Some records:
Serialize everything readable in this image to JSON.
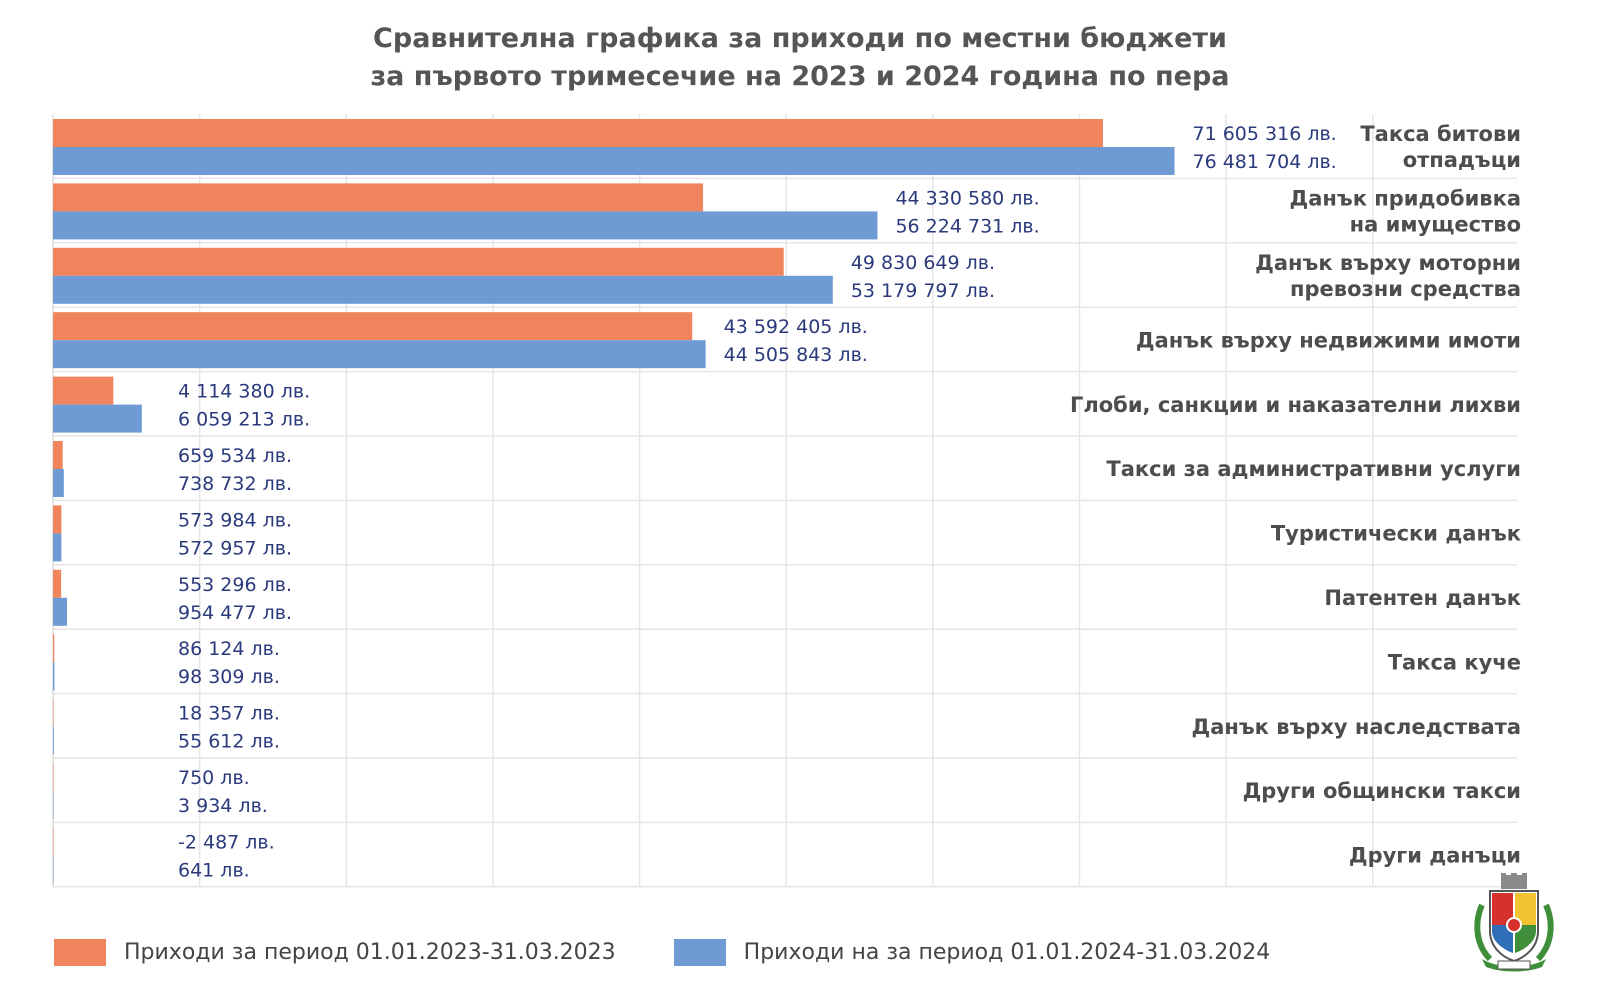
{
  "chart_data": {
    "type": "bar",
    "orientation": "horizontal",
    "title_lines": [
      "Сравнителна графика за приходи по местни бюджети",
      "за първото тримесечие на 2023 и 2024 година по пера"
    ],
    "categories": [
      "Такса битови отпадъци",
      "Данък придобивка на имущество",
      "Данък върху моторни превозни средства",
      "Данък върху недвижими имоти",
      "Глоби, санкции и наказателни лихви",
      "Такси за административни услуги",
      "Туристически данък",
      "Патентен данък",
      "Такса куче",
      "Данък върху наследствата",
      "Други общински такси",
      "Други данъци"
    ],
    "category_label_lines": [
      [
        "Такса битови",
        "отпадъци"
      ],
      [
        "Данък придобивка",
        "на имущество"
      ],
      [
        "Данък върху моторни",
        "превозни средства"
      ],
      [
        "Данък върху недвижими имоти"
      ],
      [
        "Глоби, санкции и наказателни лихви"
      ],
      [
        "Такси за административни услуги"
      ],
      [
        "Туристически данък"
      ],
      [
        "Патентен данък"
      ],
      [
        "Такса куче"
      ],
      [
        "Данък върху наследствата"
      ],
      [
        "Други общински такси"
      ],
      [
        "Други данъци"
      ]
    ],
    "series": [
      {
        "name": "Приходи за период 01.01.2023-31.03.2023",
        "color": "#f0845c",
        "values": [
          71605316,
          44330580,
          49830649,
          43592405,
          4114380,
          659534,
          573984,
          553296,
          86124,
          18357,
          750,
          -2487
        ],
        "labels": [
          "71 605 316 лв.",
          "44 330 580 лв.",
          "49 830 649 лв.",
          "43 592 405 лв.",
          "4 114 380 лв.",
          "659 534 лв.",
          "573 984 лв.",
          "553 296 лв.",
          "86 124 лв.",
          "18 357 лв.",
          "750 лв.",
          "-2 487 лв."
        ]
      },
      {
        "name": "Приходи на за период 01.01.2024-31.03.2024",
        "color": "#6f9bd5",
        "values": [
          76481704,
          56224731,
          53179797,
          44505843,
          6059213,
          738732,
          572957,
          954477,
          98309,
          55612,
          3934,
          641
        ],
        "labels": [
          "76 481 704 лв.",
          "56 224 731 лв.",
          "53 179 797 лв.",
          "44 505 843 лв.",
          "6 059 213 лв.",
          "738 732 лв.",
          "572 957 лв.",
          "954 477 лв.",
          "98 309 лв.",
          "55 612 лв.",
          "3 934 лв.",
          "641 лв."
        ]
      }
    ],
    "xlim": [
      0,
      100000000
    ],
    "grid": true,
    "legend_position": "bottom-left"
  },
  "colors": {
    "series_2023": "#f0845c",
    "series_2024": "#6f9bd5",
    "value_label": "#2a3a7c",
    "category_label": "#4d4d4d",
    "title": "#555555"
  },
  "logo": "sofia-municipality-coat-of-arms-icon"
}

--

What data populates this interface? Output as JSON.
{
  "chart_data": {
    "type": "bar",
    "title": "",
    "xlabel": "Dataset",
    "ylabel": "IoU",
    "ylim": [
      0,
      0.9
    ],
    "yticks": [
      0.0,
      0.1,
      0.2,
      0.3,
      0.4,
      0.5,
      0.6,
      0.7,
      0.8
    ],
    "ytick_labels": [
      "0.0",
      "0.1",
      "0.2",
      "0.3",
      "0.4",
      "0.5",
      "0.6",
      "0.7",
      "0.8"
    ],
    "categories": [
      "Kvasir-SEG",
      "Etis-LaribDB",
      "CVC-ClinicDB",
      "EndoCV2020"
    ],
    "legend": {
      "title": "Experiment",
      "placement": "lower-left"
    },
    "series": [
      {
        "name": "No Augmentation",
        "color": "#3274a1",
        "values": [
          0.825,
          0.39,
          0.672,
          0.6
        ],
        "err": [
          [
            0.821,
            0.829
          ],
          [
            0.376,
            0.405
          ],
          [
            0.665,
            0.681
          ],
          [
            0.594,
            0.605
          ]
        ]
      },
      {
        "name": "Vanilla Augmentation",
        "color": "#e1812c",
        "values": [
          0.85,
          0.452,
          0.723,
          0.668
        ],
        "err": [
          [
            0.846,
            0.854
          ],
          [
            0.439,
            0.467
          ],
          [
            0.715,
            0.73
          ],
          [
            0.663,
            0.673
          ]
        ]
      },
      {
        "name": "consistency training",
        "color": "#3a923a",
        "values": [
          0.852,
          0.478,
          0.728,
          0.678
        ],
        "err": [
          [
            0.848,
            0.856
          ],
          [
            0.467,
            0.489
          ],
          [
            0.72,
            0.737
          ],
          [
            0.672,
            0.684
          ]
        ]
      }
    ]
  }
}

* * *

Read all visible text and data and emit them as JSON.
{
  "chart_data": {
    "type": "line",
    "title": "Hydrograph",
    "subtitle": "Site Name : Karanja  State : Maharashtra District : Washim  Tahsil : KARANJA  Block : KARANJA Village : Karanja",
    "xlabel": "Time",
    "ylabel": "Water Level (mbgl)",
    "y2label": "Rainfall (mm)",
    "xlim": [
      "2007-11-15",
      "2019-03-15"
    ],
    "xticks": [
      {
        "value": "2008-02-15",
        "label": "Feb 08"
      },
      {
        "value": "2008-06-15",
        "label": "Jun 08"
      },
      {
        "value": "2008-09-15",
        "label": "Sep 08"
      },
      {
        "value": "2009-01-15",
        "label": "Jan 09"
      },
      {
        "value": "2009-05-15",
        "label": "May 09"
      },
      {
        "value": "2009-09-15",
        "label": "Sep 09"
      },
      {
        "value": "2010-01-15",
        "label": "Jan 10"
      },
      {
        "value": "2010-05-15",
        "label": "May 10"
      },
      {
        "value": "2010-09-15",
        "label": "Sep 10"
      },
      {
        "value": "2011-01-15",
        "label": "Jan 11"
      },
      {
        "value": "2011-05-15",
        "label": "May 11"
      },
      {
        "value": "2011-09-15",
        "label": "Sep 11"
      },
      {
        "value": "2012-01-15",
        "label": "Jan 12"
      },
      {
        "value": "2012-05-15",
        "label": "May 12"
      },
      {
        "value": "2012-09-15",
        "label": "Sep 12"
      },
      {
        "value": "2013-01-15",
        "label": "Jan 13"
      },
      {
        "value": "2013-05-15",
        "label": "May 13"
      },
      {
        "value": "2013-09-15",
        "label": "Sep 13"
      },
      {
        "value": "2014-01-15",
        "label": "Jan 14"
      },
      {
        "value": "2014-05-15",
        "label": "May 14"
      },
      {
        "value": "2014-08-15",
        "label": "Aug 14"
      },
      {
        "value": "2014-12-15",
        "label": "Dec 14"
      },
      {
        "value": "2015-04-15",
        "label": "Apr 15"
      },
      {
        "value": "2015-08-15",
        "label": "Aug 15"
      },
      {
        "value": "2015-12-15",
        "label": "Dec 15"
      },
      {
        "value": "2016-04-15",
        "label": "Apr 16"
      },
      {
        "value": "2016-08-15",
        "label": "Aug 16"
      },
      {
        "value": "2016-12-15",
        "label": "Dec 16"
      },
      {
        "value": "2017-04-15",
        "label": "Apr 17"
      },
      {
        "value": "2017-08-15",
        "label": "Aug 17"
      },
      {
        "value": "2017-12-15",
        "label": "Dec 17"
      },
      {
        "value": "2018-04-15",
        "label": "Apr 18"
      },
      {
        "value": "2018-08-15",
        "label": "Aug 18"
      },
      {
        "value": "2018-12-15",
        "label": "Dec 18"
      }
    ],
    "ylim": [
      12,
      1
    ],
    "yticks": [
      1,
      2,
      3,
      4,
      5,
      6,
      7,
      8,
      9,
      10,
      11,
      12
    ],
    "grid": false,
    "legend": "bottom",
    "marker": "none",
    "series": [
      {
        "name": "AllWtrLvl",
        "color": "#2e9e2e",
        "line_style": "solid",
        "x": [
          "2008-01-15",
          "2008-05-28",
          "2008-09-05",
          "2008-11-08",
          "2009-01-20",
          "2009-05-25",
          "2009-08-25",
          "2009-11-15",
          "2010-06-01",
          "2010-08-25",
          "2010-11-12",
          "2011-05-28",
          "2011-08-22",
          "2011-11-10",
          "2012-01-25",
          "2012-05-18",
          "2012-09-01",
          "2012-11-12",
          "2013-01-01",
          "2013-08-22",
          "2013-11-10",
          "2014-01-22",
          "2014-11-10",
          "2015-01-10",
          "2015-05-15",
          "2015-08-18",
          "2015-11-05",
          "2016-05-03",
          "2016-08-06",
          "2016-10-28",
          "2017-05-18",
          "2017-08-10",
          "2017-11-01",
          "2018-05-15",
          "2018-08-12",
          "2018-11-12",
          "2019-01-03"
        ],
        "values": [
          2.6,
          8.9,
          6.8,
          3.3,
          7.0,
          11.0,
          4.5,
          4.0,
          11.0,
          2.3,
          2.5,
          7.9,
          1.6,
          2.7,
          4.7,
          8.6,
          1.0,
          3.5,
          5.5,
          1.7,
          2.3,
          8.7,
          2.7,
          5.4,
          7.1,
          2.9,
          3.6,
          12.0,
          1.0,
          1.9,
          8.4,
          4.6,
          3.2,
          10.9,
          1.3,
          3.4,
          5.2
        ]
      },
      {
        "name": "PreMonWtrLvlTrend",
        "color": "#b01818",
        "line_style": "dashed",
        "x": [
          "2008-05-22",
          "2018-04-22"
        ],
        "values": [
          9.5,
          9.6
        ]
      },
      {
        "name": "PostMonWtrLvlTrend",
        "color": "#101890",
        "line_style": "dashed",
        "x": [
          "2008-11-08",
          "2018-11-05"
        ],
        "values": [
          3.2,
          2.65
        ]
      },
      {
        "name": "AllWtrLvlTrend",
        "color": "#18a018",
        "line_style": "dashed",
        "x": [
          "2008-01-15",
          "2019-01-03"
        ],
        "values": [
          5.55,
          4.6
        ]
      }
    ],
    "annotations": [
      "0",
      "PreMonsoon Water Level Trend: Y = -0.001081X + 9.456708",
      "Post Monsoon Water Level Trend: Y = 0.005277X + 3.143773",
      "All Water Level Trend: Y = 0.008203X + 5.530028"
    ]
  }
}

| WHAT TO PRODUCE |
List every line above that holds the word "административни".

| RESULT OF THE EXERCISE |
      "Такси за административни услуги",
        "Такси за административни услуги"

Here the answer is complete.